Copy every line of the material below word for word.

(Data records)
· · · · · · ·

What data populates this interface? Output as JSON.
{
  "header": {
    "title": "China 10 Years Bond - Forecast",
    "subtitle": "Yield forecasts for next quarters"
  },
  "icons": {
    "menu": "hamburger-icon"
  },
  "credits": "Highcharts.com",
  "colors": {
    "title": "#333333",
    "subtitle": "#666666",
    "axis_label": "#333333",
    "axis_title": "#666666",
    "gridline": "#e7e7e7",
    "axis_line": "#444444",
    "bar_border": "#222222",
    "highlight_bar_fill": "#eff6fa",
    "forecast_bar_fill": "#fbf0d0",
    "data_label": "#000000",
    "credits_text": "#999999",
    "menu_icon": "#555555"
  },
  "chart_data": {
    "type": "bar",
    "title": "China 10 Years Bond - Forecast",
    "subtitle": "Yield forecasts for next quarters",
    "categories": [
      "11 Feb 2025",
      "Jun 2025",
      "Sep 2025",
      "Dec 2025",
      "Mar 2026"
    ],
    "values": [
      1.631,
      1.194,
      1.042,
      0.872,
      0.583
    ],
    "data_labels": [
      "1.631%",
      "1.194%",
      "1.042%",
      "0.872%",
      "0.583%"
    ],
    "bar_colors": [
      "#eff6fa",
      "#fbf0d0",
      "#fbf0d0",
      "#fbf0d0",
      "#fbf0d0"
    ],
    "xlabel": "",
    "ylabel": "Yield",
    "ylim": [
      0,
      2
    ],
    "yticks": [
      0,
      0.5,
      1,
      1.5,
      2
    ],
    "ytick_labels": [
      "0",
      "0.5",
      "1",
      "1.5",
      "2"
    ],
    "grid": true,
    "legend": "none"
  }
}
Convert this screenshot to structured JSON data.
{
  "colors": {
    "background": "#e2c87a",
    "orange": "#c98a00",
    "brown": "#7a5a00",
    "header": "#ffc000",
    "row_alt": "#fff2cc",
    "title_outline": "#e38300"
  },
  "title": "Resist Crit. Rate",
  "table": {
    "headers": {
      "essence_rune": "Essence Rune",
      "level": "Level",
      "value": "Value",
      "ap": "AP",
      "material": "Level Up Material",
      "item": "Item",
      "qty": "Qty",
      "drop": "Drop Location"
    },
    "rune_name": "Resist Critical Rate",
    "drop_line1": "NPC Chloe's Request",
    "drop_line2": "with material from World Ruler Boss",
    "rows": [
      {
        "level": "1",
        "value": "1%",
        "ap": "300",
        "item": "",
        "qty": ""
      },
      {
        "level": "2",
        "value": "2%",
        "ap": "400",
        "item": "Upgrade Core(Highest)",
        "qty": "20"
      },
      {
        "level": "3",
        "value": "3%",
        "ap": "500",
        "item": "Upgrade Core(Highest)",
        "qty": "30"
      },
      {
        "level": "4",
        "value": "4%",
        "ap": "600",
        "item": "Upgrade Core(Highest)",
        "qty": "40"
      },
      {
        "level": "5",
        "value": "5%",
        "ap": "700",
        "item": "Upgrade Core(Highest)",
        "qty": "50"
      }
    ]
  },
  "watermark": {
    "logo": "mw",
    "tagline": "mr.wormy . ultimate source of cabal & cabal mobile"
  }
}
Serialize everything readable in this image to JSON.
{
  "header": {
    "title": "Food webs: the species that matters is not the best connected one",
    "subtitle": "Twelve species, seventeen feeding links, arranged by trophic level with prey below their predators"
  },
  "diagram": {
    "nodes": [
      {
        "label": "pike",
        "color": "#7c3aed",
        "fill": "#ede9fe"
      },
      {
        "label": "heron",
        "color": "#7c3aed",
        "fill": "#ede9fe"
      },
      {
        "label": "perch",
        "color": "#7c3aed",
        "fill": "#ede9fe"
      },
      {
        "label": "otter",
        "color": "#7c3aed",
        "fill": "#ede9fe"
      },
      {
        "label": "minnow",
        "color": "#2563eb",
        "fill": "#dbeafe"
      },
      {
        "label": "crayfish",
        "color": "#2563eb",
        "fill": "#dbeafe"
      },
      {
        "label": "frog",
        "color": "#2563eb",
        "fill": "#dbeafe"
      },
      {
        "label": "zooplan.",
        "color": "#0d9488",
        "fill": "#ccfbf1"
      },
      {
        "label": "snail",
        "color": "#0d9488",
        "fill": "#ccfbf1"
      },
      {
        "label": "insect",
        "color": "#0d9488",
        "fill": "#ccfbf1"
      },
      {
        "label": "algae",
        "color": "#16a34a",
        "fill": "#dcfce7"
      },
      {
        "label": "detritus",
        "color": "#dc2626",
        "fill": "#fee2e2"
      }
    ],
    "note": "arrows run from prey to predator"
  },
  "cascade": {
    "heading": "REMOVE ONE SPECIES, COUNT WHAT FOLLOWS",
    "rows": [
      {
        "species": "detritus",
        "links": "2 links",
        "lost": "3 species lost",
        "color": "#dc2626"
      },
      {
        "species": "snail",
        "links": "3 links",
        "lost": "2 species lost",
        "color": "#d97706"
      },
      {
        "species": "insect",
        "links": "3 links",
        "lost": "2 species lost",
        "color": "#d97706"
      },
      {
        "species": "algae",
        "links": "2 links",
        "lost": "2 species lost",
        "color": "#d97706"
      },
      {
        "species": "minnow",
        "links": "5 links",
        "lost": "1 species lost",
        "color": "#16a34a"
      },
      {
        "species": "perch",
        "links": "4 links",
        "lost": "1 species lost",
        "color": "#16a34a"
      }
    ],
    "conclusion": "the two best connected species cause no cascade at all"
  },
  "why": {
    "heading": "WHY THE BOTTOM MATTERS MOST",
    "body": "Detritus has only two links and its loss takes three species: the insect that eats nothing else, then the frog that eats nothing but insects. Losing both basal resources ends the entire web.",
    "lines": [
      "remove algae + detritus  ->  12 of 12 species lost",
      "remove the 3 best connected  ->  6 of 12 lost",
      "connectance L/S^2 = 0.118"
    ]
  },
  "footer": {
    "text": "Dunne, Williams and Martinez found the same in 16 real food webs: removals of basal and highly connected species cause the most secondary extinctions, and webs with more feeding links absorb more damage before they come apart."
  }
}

· · · · · · ·

# Answer to this problem
What data populates this interface? Output as JSON.
{
  "header": {
    "title": "China 10 Years Bond - Forecast",
    "subtitle": "Yield forecasts for next quarters"
  },
  "icons": {
    "menu": "hamburger-icon"
  },
  "credits": "Highcharts.com",
  "colors": {
    "title": "#333333",
    "subtitle": "#666666",
    "axis_label": "#333333",
    "axis_title": "#666666",
    "gridline": "#e7e7e7",
    "axis_line": "#444444",
    "bar_border": "#222222",
    "highlight_bar_fill": "#eff6fa",
    "forecast_bar_fill": "#fbf0d0",
    "data_label": "#000000",
    "credits_text": "#999999",
    "menu_icon": "#555555"
  },
  "chart_data": {
    "type": "bar",
    "title": "China 10 Years Bond - Forecast",
    "subtitle": "Yield forecasts for next quarters",
    "categories": [
      "11 Feb 2025",
      "Jun 2025",
      "Sep 2025",
      "Dec 2025",
      "Mar 2026"
    ],
    "values": [
      1.631,
      1.194,
      1.042,
      0.872,
      0.583
    ],
    "data_labels": [
      "1.631%",
      "1.194%",
      "1.042%",
      "0.872%",
      "0.583%"
    ],
    "bar_colors": [
      "#eff6fa",
      "#fbf0d0",
      "#fbf0d0",
      "#fbf0d0",
      "#fbf0d0"
    ],
    "xlabel": "",
    "ylabel": "Yield",
    "ylim": [
      0,
      2
    ],
    "yticks": [
      0,
      0.5,
      1,
      1.5,
      2
    ],
    "ytick_labels": [
      "0",
      "0.5",
      "1",
      "1.5",
      "2"
    ],
    "grid": true,
    "legend": "none"
  }
}
Convert this screenshot to structured JSON data.
{
  "colors": {
    "background": "#e2c87a",
    "orange": "#c98a00",
    "brown": "#7a5a00",
    "header": "#ffc000",
    "row_alt": "#fff2cc",
    "title_outline": "#e38300"
  },
  "title": "Resist Crit. Rate",
  "table": {
    "headers": {
      "essence_rune": "Essence Rune",
      "level": "Level",
      "value": "Value",
      "ap": "AP",
      "material": "Level Up Material",
      "item": "Item",
      "qty": "Qty",
      "drop": "Drop Location"
    },
    "rune_name": "Resist Critical Rate",
    "drop_line1": "NPC Chloe's Request",
    "drop_line2": "with material from World Ruler Boss",
    "rows": [
      {
        "level": "1",
        "value": "1%",
        "ap": "300",
        "item": "",
        "qty": ""
      },
      {
        "level": "2",
        "value": "2%",
        "ap": "400",
        "item": "Upgrade Core(Highest)",
        "qty": "20"
      },
      {
        "level": "3",
        "value": "3%",
        "ap": "500",
        "item": "Upgrade Core(Highest)",
        "qty": "30"
      },
      {
        "level": "4",
        "value": "4%",
        "ap": "600",
        "item": "Upgrade Core(Highest)",
        "qty": "40"
      },
      {
        "level": "5",
        "value": "5%",
        "ap": "700",
        "item": "Upgrade Core(Highest)",
        "qty": "50"
      }
    ]
  },
  "watermark": {
    "logo": "mw",
    "tagline": "mr.wormy . ultimate source of cabal & cabal mobile"
  }
}
Serialize everything readable in this image to JSON.
{
  "header": {
    "title": "Food webs: the species that matters is not the best connected one",
    "subtitle": "Twelve species, seventeen feeding links, arranged by trophic level with prey below their predators"
  },
  "diagram": {
    "nodes": [
      {
        "label": "pike",
        "color": "#7c3aed",
        "fill": "#ede9fe"
      },
      {
        "label": "heron",
        "color": "#7c3aed",
        "fill": "#ede9fe"
      },
      {
        "label": "perch",
        "color": "#7c3aed",
        "fill": "#ede9fe"
      },
      {
        "label": "otter",
        "color": "#7c3aed",
        "fill": "#ede9fe"
      },
      {
        "label": "minnow",
        "color": "#2563eb",
        "fill": "#dbeafe"
      },
      {
        "label": "crayfish",
        "color": "#2563eb",
        "fill": "#dbeafe"
      },
      {
        "label": "frog",
        "color": "#2563eb",
        "fill": "#dbeafe"
      },
      {
        "label": "zooplan.",
        "color": "#0d9488",
        "fill": "#ccfbf1"
      },
      {
        "label": "snail",
        "color": "#0d9488",
        "fill": "#ccfbf1"
      },
      {
        "label": "insect",
        "color": "#0d9488",
        "fill": "#ccfbf1"
      },
      {
        "label": "algae",
        "color": "#16a34a",
        "fill": "#dcfce7"
      },
      {
        "label": "detritus",
        "color": "#dc2626",
        "fill": "#fee2e2"
      }
    ],
    "note": "arrows run from prey to predator"
  },
  "cascade": {
    "heading": "REMOVE ONE SPECIES, COUNT WHAT FOLLOWS",
    "rows": [
      {
        "species": "detritus",
        "links": "2 links",
        "lost": "3 species lost",
        "color": "#dc2626"
      },
      {
        "species": "snail",
        "links": "3 links",
        "lost": "2 species lost",
        "color": "#d97706"
      },
      {
        "species": "insect",
        "links": "3 links",
        "lost": "2 species lost",
        "color": "#d97706"
      },
      {
        "species": "algae",
        "links": "2 links",
        "lost": "2 species lost",
        "color": "#d97706"
      },
      {
        "species": "minnow",
        "links": "5 links",
        "lost": "1 species lost",
        "color": "#16a34a"
      },
      {
        "species": "perch",
        "links": "4 links",
        "lost": "1 species lost",
        "color": "#16a34a"
      }
    ],
    "conclusion": "the two best connected species cause no cascade at all"
  },
  "why": {
    "heading": "WHY THE BOTTOM MATTERS MOST",
    "body": "Detritus has only two links and its loss takes three species: the insect that eats nothing else, then the frog that eats nothing but insects. Losing both basal resources ends the entire web.",
    "lines": [
      "remove algae + detritus  ->  12 of 12 species lost",
      "remove the 3 best connected  ->  6 of 12 lost",
      "connectance L/S^2 = 0.118"
    ]
  },
  "footer": {
    "text": "Dunne, Williams and Martinez found the same in 16 real food webs: removals of basal and highly connected species cause the most secondary extinctions, and webs with more feeding links absorb more damage before they come apart."
  }
}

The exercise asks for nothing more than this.